# [Challenge]
Exactly reproduce the lines from the line bearing "Decode this image" through the end of the listing, inclusive of both; pictures are to be omitted.

# [Records provided]
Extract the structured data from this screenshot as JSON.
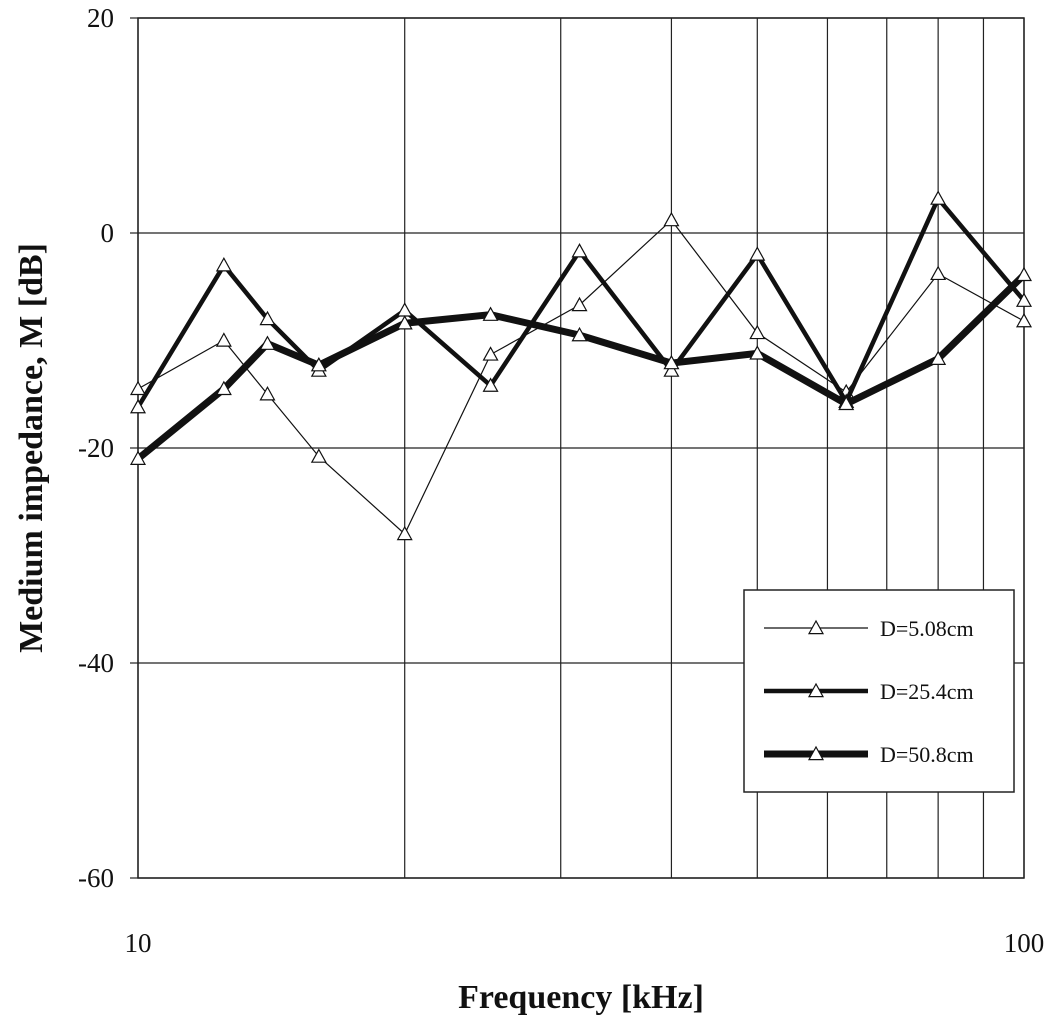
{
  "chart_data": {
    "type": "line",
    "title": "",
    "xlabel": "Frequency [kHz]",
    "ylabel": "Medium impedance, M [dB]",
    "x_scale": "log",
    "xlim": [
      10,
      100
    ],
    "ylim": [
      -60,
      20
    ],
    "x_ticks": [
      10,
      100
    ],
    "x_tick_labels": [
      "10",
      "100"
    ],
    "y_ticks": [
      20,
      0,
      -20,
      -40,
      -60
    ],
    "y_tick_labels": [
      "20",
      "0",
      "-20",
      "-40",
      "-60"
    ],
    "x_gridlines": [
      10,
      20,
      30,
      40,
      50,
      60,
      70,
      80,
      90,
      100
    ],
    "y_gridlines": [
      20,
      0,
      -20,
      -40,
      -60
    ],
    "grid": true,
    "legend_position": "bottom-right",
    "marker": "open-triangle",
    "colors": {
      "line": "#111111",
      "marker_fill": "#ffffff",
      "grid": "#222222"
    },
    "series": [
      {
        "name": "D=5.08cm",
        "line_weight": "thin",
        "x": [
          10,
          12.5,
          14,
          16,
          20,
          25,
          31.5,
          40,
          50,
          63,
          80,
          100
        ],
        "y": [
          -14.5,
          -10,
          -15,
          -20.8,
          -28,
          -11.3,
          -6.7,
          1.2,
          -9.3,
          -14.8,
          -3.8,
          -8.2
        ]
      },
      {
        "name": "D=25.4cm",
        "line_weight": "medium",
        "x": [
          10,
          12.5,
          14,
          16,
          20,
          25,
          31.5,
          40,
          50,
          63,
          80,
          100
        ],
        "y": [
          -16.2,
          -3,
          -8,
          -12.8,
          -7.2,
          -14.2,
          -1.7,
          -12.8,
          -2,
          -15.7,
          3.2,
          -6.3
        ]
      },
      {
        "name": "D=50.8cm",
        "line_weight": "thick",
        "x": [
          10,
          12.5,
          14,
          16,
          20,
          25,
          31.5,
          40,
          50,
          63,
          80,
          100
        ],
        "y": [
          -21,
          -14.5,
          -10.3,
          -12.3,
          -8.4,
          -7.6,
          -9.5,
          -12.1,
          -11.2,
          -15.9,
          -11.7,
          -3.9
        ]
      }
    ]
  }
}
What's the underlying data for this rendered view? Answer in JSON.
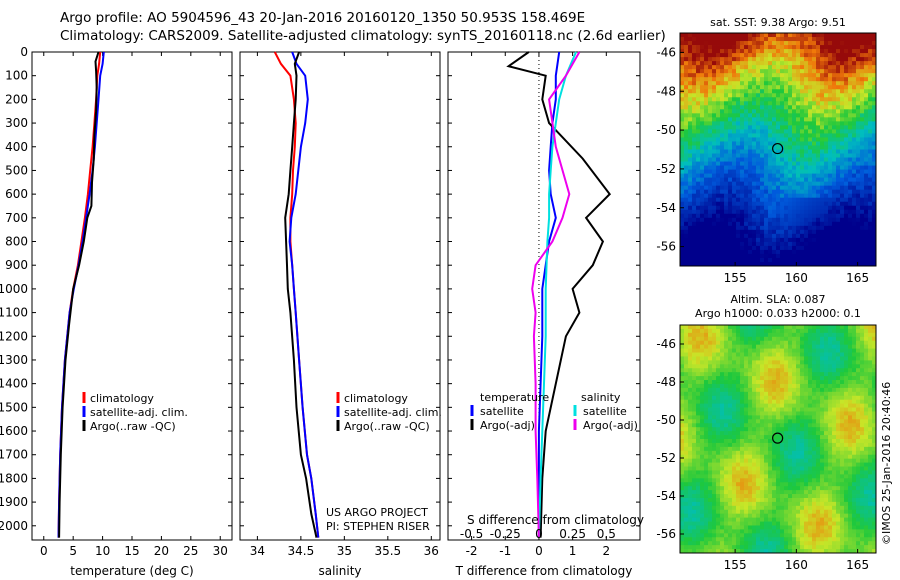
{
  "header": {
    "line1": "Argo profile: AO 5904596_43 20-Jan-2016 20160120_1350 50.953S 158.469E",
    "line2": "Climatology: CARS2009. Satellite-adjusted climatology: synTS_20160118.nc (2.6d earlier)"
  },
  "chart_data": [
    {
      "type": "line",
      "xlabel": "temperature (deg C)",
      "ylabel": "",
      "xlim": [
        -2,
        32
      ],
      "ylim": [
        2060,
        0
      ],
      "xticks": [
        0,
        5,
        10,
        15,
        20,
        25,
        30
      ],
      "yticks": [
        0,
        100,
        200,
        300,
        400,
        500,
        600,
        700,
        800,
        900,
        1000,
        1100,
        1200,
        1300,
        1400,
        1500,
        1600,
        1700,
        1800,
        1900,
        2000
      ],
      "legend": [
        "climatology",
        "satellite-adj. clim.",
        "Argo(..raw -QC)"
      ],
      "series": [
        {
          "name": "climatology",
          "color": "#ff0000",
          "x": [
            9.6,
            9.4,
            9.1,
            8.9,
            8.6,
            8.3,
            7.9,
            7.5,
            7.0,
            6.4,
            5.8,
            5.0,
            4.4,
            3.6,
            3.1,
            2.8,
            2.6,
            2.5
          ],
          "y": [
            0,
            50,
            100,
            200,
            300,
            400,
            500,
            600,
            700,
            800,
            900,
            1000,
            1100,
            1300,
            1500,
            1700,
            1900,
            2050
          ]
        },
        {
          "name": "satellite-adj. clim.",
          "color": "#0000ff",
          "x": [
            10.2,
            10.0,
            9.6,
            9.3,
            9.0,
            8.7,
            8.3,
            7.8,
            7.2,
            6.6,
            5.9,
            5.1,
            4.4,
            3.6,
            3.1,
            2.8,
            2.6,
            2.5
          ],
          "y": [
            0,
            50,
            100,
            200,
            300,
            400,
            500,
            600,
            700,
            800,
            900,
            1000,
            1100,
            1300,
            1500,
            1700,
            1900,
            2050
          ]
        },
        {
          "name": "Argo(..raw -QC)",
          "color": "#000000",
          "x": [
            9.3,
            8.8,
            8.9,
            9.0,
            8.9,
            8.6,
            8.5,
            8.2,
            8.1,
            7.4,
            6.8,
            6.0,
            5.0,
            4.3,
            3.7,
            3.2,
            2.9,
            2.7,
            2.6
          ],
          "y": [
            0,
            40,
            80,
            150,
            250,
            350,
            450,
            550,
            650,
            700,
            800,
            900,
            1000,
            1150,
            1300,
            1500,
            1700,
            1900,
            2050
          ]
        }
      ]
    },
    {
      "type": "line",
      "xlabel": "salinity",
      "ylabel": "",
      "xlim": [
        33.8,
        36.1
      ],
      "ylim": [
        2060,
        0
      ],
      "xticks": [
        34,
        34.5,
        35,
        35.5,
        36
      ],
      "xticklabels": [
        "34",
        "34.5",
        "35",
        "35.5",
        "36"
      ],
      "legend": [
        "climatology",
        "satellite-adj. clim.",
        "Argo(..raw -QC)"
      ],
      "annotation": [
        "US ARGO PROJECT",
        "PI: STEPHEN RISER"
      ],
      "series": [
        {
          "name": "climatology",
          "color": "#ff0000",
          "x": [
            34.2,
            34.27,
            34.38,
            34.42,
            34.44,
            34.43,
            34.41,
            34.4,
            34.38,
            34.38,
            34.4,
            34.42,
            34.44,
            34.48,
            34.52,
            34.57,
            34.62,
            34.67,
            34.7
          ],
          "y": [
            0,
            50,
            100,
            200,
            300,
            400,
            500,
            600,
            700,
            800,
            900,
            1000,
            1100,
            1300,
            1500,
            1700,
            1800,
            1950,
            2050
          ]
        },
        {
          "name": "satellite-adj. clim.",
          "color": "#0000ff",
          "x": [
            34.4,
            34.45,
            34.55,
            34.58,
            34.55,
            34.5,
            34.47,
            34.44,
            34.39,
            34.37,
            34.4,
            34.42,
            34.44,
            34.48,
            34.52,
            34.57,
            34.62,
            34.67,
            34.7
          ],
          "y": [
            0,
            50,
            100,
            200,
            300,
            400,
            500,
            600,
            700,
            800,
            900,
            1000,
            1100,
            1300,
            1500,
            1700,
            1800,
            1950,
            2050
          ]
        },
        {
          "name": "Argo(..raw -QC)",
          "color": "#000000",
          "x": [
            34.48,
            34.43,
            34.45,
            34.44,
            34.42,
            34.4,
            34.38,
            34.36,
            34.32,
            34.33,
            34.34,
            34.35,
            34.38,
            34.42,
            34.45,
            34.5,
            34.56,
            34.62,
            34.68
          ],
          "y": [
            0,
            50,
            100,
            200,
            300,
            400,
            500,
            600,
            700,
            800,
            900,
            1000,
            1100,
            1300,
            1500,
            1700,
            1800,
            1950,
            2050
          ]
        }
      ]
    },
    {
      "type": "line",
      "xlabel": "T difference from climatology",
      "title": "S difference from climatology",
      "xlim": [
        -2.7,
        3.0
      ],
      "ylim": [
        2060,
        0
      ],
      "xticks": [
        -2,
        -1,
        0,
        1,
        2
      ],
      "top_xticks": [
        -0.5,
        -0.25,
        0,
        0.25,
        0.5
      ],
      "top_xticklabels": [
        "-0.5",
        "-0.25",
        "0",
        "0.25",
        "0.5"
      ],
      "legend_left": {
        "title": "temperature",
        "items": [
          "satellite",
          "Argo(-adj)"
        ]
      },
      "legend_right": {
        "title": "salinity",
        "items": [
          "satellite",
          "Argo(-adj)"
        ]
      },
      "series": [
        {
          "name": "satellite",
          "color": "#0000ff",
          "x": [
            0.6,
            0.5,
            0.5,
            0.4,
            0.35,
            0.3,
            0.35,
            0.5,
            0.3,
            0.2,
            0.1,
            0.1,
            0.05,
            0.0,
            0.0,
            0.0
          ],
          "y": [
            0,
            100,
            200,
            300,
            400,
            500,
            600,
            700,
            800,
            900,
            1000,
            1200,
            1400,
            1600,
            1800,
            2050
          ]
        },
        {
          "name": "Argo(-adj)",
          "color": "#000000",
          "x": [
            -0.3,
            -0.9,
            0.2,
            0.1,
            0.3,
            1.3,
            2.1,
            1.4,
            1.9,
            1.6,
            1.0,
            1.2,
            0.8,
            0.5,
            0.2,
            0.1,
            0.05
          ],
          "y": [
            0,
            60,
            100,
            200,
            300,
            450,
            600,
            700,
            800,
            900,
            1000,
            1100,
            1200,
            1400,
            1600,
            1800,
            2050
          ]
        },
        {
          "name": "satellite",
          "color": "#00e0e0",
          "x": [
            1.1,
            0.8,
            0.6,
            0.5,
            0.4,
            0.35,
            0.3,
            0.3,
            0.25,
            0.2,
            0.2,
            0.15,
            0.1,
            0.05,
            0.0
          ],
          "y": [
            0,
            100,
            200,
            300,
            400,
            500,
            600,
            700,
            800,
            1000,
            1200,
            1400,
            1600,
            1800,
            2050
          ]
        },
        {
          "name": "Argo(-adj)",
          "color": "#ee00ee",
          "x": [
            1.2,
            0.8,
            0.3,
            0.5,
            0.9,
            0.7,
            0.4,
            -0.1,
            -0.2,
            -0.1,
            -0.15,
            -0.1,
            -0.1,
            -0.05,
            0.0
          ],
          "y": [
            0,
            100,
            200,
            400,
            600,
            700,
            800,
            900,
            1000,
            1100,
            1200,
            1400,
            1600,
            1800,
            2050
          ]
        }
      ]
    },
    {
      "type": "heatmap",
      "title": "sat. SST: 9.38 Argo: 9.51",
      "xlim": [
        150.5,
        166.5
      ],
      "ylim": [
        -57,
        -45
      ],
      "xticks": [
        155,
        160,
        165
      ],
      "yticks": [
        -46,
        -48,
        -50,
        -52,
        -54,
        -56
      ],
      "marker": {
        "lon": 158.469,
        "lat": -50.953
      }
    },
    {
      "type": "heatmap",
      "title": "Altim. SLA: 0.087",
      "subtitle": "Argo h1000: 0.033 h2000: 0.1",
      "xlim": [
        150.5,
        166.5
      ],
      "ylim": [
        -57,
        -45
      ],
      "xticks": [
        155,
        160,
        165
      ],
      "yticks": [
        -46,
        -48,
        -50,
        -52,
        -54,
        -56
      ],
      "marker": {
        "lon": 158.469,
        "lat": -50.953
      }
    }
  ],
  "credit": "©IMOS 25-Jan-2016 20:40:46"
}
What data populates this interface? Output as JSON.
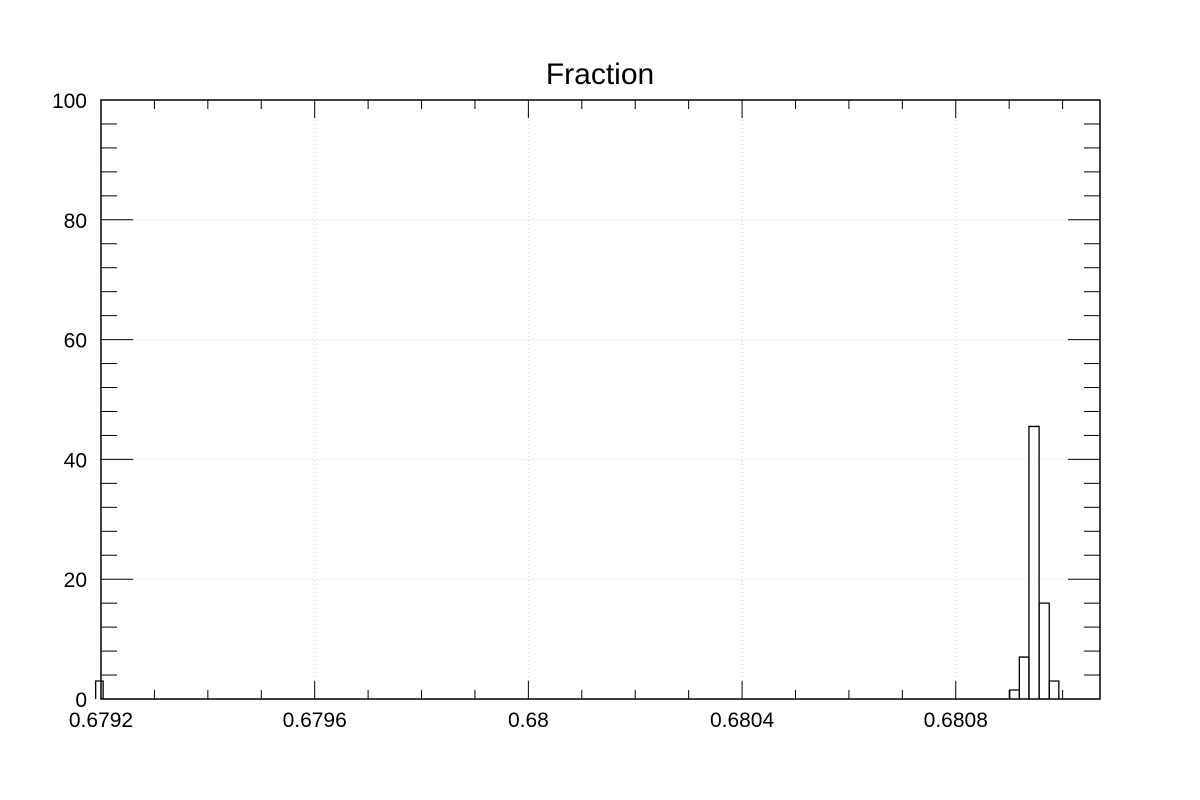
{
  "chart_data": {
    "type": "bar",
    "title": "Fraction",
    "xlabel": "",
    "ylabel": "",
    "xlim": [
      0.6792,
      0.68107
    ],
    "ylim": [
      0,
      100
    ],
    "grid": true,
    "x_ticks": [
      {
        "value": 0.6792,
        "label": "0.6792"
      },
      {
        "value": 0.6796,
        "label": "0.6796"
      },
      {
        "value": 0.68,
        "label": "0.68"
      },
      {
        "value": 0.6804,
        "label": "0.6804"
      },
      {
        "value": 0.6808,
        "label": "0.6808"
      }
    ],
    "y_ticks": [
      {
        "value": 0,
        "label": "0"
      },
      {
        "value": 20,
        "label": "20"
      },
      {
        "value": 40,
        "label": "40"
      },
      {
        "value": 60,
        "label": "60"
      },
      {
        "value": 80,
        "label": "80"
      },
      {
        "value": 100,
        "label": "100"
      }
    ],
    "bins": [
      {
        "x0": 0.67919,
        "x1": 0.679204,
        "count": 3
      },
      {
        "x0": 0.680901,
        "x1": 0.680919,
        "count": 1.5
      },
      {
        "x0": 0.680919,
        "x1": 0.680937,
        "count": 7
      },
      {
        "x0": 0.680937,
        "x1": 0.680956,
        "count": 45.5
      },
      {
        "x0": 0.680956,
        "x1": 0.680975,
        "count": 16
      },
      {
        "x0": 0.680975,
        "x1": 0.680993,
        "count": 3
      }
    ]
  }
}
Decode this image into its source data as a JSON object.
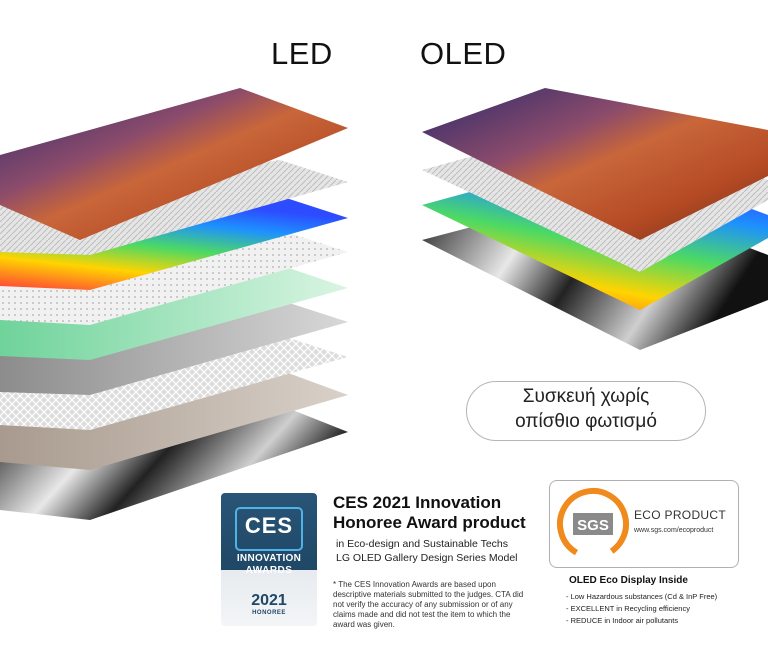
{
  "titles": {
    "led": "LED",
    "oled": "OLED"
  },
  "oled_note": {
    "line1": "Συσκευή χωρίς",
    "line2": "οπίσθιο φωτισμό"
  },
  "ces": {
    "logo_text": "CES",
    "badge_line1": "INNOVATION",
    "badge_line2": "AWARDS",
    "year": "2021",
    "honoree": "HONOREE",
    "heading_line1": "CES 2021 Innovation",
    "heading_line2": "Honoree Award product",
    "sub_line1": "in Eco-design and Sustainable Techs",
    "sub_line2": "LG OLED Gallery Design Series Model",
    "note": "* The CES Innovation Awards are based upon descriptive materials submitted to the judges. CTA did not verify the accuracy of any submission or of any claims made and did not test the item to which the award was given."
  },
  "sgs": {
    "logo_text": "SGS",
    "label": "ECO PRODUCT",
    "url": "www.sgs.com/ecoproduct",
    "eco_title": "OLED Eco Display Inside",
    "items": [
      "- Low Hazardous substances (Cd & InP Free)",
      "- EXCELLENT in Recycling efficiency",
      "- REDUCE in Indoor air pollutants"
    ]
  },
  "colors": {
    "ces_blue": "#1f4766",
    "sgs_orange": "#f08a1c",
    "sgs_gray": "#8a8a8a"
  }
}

# [Output of the exercise]
Decode this image into its source data as a JSON object.
{
  "titles": {
    "led": "LED",
    "oled": "OLED"
  },
  "oled_note": {
    "line1": "Συσκευή χωρίς",
    "line2": "οπίσθιο φωτισμό"
  },
  "ces": {
    "logo_text": "CES",
    "badge_line1": "INNOVATION",
    "badge_line2": "AWARDS",
    "year": "2021",
    "honoree": "HONOREE",
    "heading_line1": "CES 2021 Innovation",
    "heading_line2": "Honoree Award product",
    "sub_line1": "in Eco-design and Sustainable Techs",
    "sub_line2": "LG OLED Gallery Design Series Model",
    "note": "* The CES Innovation Awards are based upon descriptive materials submitted to the judges. CTA did not verify the accuracy of any submission or of any claims made and did not test the item to which the award was given."
  },
  "sgs": {
    "logo_text": "SGS",
    "label": "ECO PRODUCT",
    "url": "www.sgs.com/ecoproduct",
    "eco_title": "OLED Eco Display Inside",
    "items": [
      "- Low Hazardous substances (Cd & InP Free)",
      "- EXCELLENT in Recycling efficiency",
      "- REDUCE in Indoor air pollutants"
    ]
  },
  "colors": {
    "ces_blue": "#1f4766",
    "sgs_orange": "#f08a1c",
    "sgs_gray": "#8a8a8a"
  }
}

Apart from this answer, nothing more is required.